*CHALLENGES:*
(A) Reproduce the section of the libev event-loop thread that begins at the words "Interesting. This seems" and stops after "- ev_timer (periodic)", swapping "ev_timer" for "ev_periodic".
(B) Carry on the forum thread about building the event loop on libev from where it stops.

Interesting. This seems an odd constraint.
> * run() - ev_run(struct ev_loop)
> * stop() - ev_break(EV_UNLOOP_ALL)
> * run_forever() - registering an idle watcher will keep the loop alive
> * run_once(timeout=None) - registering an timer, have the timer stop() the loop
> * call_later(delay, callback, *args) - ev_timer
> * call_repeatedly(interval, callback, **args) - ev_timer (periodic)
> * call_soon(callback, *args) - Equivalent to call_later(0, callback, *args).
> - call_soon_threadsafe(callback, *args) - it would be better to have
> the event loops taking care of signals too, else waking up an ev_async
> in the loop which checks a async queue which contains the required
> information to register the call_soon callback would be possible
Not sure I understand. PEP 3156/Tulip uses a self-pipe to prevent race
conditions when call_soon_threadsafe() is called from a signal handler
or other thread(*) -- but I don't know if that is relevant or not.
> - getaddrinfo(host, port, family=0, type=0, proto=0, flags=0) - libev
> does not do dns
> - getnameinfo(sockaddr, flags=0) - libev does not do dns
Note that these exist at least in part so that an event loop
implementation may *choose* to implement its own DNS handling (IIUC
Twisted has this), whereas the default behavior is just to run
socket.getaddrinfo() -- but in a separate thread because it blocks.
(This is a useful test case for run_in_executor() too.)
> - create_transport(protocol_factory, host, port, **kwargs) - libev
> does not do transports
> - start_serving(protocol_factory, host, port, **kwds) - libev does
> not do transports
> * add_reader(fd, callback, *args) - create a ev_io watcher with EV_READ
> * add_writer(fd, callback, *args) - create ev_io watcher with EV_WRITE
> * remove_reader(fd) - in libev you have to name the watcher you want
> to stop, you can not remove watchers/handlers by fd, workaround is
> maintaining a dict with fd:Handler in the EventLoop
Ok, this does not sound like a show-stopper for a conforming PEP 3156
implementation on top of libev then, right? Just a minor
inconvenience. I'm sure everyone has *some* impedance mismatches to
> * remove_writer(fd) - same
> * add_connector(fd, callback, *args) - poll for writeability, getsockopt, done
TBH, I'm not 100% convinced of the need for add_connector(), but
Richard Oudkerk claims that it is needed for Windows. (OTOH if
WSAPoll() is too broken to bother, maybe we don't need it. It's a bit
of a nuisance because code that uses add_writer() instead works just
fine on UNIX but would be subtly broken on Windows, leading to
disappointments when porting apps to Windows. I'd rather have things
break on all platforms, or on none...)

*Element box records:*
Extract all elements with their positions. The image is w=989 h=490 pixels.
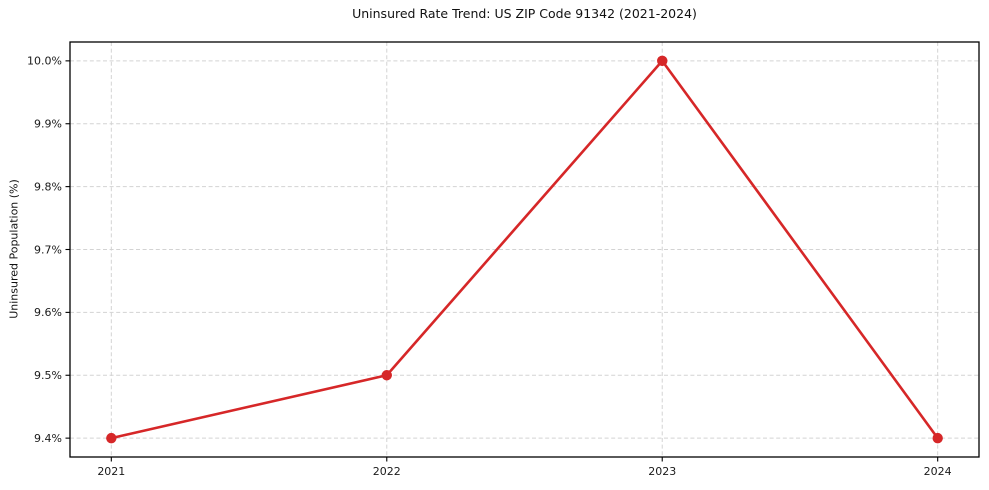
y-tick-label: 10.0% — [27, 55, 62, 68]
y-tick-label: 9.5% — [34, 369, 62, 382]
data-point-marker — [657, 55, 668, 67]
x-tick-label: 2024 — [924, 465, 952, 478]
y-tick-label: 9.7% — [34, 243, 62, 256]
data-point-marker — [381, 370, 392, 381]
data-point-marker — [106, 432, 117, 444]
trend-line — [110, 59, 939, 440]
y-tick-label: 9.9% — [34, 118, 62, 131]
x-tick-label: 2023 — [648, 465, 676, 478]
y-tick-label: 9.6% — [34, 306, 62, 319]
x-tick-label: 2021 — [97, 465, 125, 478]
data-point-marker — [932, 432, 943, 444]
x-tick-label: 2022 — [373, 465, 401, 478]
y-tick-label: 9.4% — [34, 432, 62, 445]
y-tick-label: 9.8% — [34, 180, 62, 193]
chart-title: Uninsured Rate Trend: US ZIP Code 91342 … — [352, 6, 697, 21]
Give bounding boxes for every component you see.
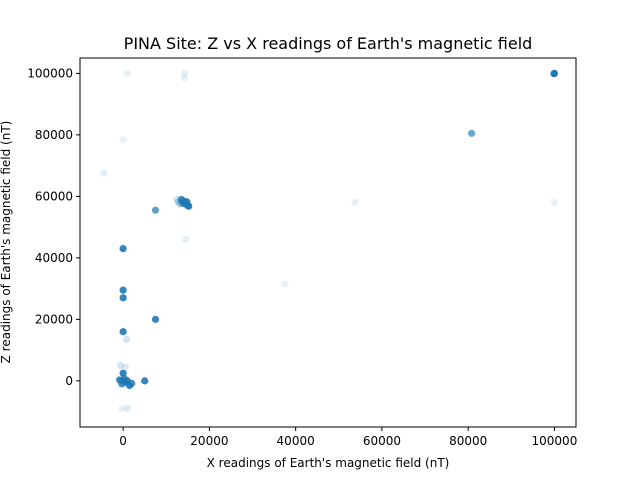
y-tick-label: 20000 <box>35 312 73 326</box>
data-point <box>122 363 130 371</box>
y-tick-label: 60000 <box>35 189 73 203</box>
y-axis-ticks: 0 20000 40000 60000 80000 100000 <box>27 66 80 388</box>
data-point <box>116 361 125 370</box>
data-point <box>180 74 188 82</box>
y-tick-label: 80000 <box>35 128 73 142</box>
data-point <box>176 200 184 208</box>
data-point <box>119 286 127 294</box>
x-axis-ticks: 0 20000 40000 60000 80000 100000 <box>119 427 577 448</box>
data-point <box>122 335 131 343</box>
data-point <box>550 70 558 78</box>
x-tick-label: 80000 <box>449 434 487 448</box>
data-point <box>119 135 127 144</box>
data-point <box>179 199 187 207</box>
data-point <box>141 377 149 385</box>
data-point <box>119 328 127 336</box>
x-tick-label: 40000 <box>277 434 315 448</box>
chart-title: PINA Site: Z vs X readings of Earth's ma… <box>124 34 533 53</box>
plot-frame <box>79 57 577 428</box>
data-point <box>185 202 193 210</box>
data-point <box>151 206 160 214</box>
data-point <box>550 198 559 207</box>
data-point <box>181 69 189 77</box>
data-point <box>120 375 129 383</box>
data-point <box>119 245 127 253</box>
data-point <box>128 379 136 387</box>
points-layer <box>100 69 559 413</box>
y-tick-label: 100000 <box>27 66 73 80</box>
x-tick-label: 0 <box>119 434 127 448</box>
x-tick-label: 20000 <box>190 434 228 448</box>
data-point <box>123 404 132 413</box>
data-point <box>173 195 181 204</box>
x-tick-label: 100000 <box>532 434 578 448</box>
data-point <box>118 404 126 413</box>
data-point <box>174 198 182 206</box>
y-tick-label: 0 <box>65 374 73 388</box>
y-tick-label: 40000 <box>35 251 73 265</box>
y-axis-label: Z readings of Earth's magnetic field (nT… <box>0 121 13 364</box>
data-point <box>100 169 108 177</box>
data-point <box>351 198 359 207</box>
data-point <box>281 280 289 288</box>
x-axis-label: X readings of Earth's magnetic field (nT… <box>207 456 450 470</box>
data-point <box>119 294 127 302</box>
data-point <box>123 69 132 77</box>
x-tick-label: 60000 <box>363 434 401 448</box>
data-point <box>119 369 127 377</box>
data-point <box>182 235 190 244</box>
data-point <box>151 315 160 323</box>
data-point <box>468 129 476 137</box>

*ANSWERS FOR THIS EXERCISE:*
(A)
Interesting. This seems an odd constraint.
> * run() - ev_run(struct ev_loop)
> * stop() - ev_break(EV_UNLOOP_ALL)
> * run_forever() - registering an idle watcher will keep the loop alive
> * run_once(timeout=None) - registering an timer, have the timer stop() the loop
> * call_later(delay, callback, *args) - ev_periodic
> * call_repeatedly(interval, callback, **args) - ev_periodic (periodic)

(B)
> * remove_connector(fd) - same as with all other remove-by-fd methods
> As Transport are part of the PEP - some more:
> * create_transport(protocol_factory, host, port, **kwargs)
> kwargs requires "local" - local address as tuple like
> ('fe80::14ad:1680:54e1:6a91%eth0',0) - so you can bind when using ipv6
> link local scope.
> or ('192.168.2.1',5060) - bind local port for udp
Not sure I understand. What socket.connect() (or other API) call
parameters does this correspond to? What can't expressed through the
host and port parameters?
> * start_serving(protocol_factory, host, port, **kwds)
> what is the behaviour for SOCK_DGRAM - does this multiplex sessions
> based on src host/port / dst host/port - I'd love it.
TBH I haven't thought much about datagram transports. It's been years
since I used UDP. I guess the API may have to distinguish between
connected and unconnected UDP. I think the transport/protocol API will
be different than for SOCK_STREAM: for every received datagram, the
transport will call protocol.datagram_received(data, address), (the
address will be a dummy for connected use) and to send a datagram, the
protocol must call tranport.write_datagram(data, [address]), which
returns immediately. Flow control (if supported) should work the same
as for streams: if the transport finds its buffers exceed a certain
limit it will tell the protocol to back off by calling
> Requiring 2 handlers for every active connection r/w is highly ineffective.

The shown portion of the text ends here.